Written exercise:
Below are entries to be transcribed exactly; exclude the pictures from the copy.

Entries supplied:

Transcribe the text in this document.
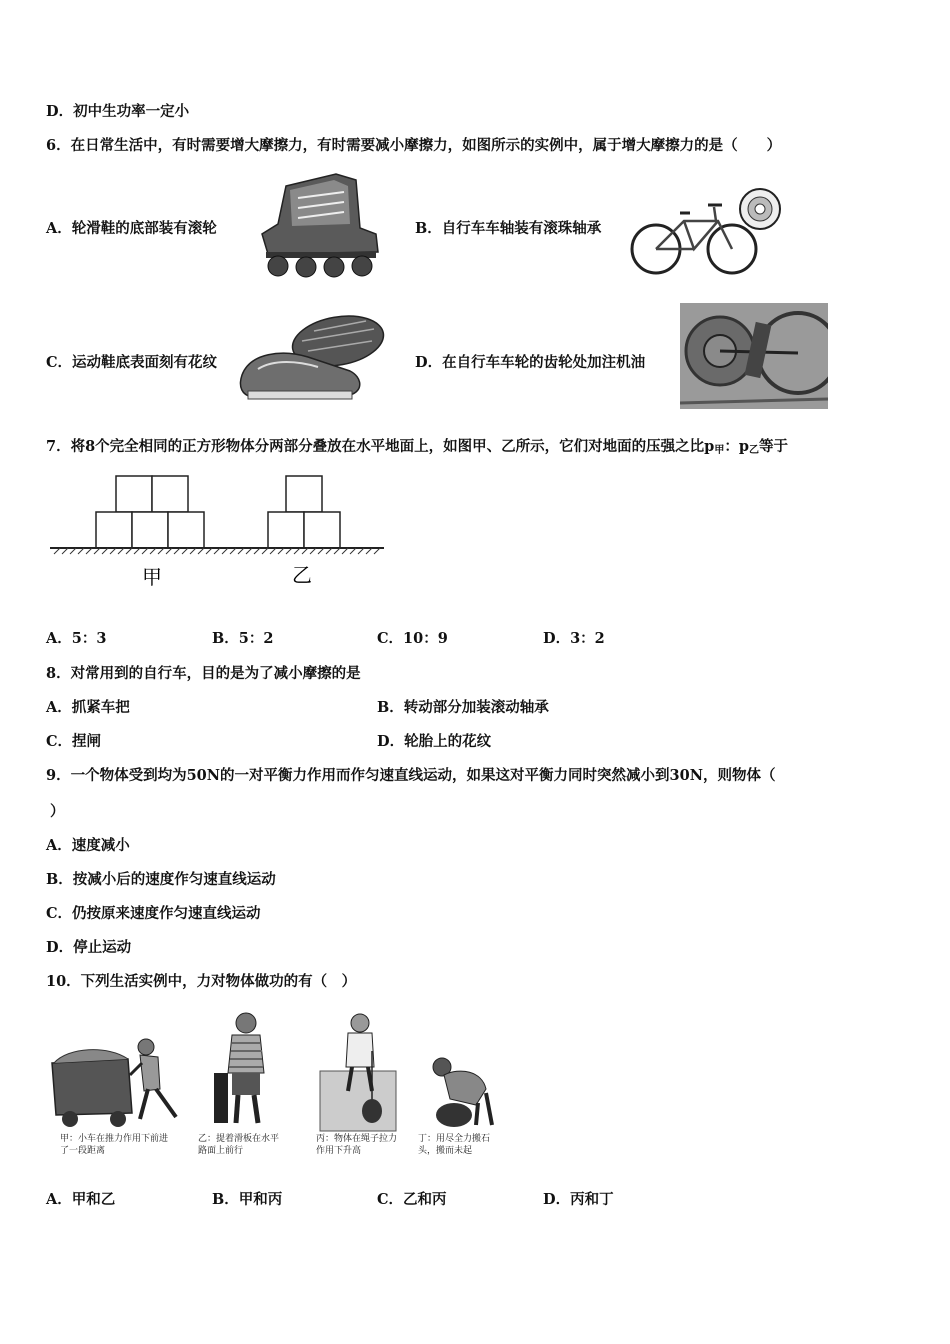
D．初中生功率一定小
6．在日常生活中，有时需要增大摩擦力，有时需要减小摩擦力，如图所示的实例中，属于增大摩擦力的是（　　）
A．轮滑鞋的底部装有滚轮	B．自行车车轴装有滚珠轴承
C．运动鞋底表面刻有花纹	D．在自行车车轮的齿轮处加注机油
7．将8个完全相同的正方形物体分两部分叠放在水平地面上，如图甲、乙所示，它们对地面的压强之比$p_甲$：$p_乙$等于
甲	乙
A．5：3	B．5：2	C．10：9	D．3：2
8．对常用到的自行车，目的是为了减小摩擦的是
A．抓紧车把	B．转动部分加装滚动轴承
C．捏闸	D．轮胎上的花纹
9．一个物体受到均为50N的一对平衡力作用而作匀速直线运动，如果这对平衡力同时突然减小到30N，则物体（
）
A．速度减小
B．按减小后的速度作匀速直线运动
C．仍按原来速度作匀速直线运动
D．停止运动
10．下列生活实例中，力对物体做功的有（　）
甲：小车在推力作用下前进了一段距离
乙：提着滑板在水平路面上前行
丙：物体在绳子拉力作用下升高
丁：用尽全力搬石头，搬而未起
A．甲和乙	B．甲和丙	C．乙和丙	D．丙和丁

Answer for the task:
Transcribe the text in this document.
D．初中生功率一定小
6．在日常生活中，有时需要增大摩擦力，有时需要减小摩擦力，如图所示的实例中，属于增大摩擦力的是（　　）
A．轮滑鞋的底部装有滚轮	B．自行车车轴装有滚珠轴承
C．运动鞋底表面刻有花纹	D．在自行车车轮的齿轮处加注机油
7．将8个完全相同的正方形物体分两部分叠放在水平地面上，如图甲、乙所示，它们对地面的压强之比$p_甲$：$p_乙$等于
甲	乙
A．5：3	B．5：2	C．10：9	D．3：2
8．对常用到的自行车，目的是为了减小摩擦的是
A．抓紧车把	B．转动部分加装滚动轴承
C．捏闸	D．轮胎上的花纹
9．一个物体受到均为50N的一对平衡力作用而作匀速直线运动，如果这对平衡力同时突然减小到30N，则物体（
）
A．速度减小
B．按减小后的速度作匀速直线运动
C．仍按原来速度作匀速直线运动
D．停止运动
10．下列生活实例中，力对物体做功的有（　）
甲：小车在推力作用下前进了一段距离
乙：提着滑板在水平路面上前行
丙：物体在绳子拉力作用下升高
丁：用尽全力搬石头，搬而未起
A．甲和乙	B．甲和丙	C．乙和丙	D．丙和丁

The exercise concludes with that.